Provided information ::
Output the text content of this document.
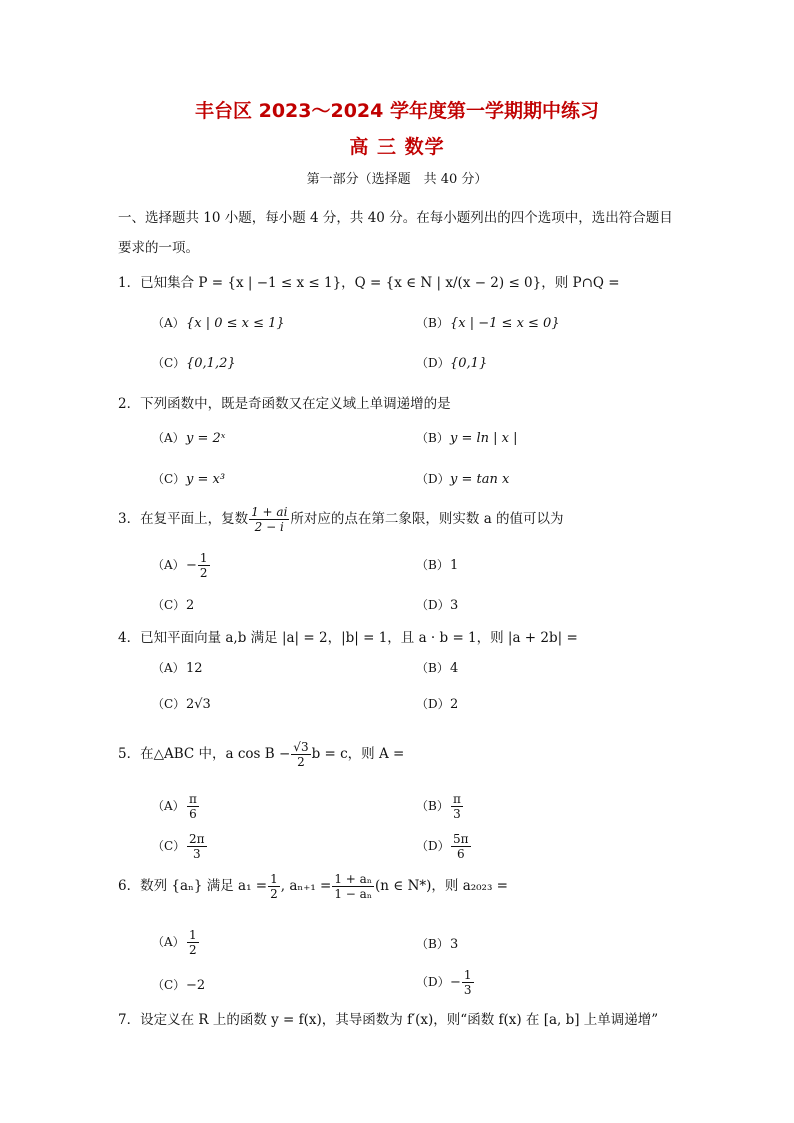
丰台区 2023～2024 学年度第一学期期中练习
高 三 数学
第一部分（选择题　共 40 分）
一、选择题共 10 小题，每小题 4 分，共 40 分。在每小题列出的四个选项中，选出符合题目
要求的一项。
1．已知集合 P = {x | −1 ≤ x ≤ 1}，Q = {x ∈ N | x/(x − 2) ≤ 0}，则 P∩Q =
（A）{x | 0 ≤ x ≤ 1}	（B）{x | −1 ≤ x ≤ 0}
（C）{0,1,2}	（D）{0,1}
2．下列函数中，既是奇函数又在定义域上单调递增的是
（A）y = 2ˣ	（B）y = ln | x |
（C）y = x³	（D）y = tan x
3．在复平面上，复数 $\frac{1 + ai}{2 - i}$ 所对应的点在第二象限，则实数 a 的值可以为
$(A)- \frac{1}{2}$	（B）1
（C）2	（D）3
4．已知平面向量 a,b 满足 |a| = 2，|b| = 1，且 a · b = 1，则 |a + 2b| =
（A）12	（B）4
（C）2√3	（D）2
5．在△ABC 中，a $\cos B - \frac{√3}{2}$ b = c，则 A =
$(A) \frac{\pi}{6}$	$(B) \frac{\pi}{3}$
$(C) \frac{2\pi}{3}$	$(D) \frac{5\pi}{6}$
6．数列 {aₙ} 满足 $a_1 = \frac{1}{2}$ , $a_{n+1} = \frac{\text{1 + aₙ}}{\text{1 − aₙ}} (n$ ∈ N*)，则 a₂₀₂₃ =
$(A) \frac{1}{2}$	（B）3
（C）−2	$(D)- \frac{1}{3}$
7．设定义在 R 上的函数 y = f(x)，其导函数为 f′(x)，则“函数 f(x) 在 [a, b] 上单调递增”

--

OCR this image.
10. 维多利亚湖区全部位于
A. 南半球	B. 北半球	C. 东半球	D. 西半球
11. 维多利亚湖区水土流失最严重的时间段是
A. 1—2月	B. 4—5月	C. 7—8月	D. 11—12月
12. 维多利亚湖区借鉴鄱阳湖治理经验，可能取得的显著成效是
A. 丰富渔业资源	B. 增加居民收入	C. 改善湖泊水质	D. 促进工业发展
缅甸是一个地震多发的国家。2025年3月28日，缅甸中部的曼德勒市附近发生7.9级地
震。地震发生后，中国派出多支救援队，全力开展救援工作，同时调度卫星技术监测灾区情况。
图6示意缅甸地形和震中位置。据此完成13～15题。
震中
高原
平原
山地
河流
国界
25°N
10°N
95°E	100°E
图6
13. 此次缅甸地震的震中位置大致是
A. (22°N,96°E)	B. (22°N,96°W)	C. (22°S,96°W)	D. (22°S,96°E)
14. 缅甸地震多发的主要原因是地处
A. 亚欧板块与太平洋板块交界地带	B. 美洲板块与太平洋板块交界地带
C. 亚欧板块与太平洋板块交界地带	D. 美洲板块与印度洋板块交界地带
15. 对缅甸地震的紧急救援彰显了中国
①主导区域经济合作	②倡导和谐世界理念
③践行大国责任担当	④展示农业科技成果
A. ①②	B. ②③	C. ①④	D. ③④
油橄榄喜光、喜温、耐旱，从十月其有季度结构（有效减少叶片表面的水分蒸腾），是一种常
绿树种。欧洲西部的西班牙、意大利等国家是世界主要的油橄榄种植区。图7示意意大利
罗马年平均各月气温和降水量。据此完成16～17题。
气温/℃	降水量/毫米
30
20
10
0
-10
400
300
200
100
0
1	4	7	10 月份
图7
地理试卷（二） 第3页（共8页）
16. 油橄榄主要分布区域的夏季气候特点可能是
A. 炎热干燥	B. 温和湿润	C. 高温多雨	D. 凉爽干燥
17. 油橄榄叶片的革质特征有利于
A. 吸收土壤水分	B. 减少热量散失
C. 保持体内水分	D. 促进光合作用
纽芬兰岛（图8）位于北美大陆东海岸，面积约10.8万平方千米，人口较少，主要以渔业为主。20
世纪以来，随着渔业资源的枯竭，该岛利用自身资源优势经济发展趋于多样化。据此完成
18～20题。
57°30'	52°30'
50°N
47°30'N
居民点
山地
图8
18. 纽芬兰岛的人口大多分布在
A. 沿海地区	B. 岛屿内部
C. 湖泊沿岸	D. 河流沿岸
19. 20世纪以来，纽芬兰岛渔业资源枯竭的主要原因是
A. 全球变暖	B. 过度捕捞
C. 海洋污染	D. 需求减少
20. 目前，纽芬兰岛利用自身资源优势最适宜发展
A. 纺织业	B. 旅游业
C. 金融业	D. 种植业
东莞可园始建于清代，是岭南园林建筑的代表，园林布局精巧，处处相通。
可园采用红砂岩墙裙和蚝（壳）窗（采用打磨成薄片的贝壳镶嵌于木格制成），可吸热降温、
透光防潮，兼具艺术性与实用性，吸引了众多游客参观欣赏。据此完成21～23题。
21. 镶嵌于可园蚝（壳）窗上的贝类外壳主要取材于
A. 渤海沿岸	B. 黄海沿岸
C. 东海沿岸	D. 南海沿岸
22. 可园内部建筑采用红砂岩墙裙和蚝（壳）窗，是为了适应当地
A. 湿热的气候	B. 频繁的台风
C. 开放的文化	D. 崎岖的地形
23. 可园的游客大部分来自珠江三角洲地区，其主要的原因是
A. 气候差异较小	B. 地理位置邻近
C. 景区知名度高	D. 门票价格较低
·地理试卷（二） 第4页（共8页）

...

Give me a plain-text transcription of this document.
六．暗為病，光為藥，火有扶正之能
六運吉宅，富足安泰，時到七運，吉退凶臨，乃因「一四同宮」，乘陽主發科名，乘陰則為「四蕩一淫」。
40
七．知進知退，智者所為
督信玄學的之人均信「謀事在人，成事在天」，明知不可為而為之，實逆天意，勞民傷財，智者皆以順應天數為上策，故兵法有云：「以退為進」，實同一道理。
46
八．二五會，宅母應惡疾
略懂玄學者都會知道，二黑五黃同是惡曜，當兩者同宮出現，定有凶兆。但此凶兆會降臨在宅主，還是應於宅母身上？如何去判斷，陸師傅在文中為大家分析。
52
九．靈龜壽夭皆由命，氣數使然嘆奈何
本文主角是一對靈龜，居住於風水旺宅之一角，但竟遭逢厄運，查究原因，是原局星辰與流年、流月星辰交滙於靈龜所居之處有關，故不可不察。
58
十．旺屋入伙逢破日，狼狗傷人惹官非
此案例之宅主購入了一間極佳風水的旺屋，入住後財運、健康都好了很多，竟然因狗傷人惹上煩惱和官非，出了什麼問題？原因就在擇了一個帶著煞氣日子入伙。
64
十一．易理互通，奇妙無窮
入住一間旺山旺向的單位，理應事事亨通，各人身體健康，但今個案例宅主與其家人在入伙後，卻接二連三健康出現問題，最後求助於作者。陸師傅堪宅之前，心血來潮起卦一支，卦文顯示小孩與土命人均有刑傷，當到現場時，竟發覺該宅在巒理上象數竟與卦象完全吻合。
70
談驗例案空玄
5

Objective :: Spot every line that holds "this" and copy it.

Final answer ::
Output the text content of this document.
OCR this image.
Give me a plain-text transcription of this document.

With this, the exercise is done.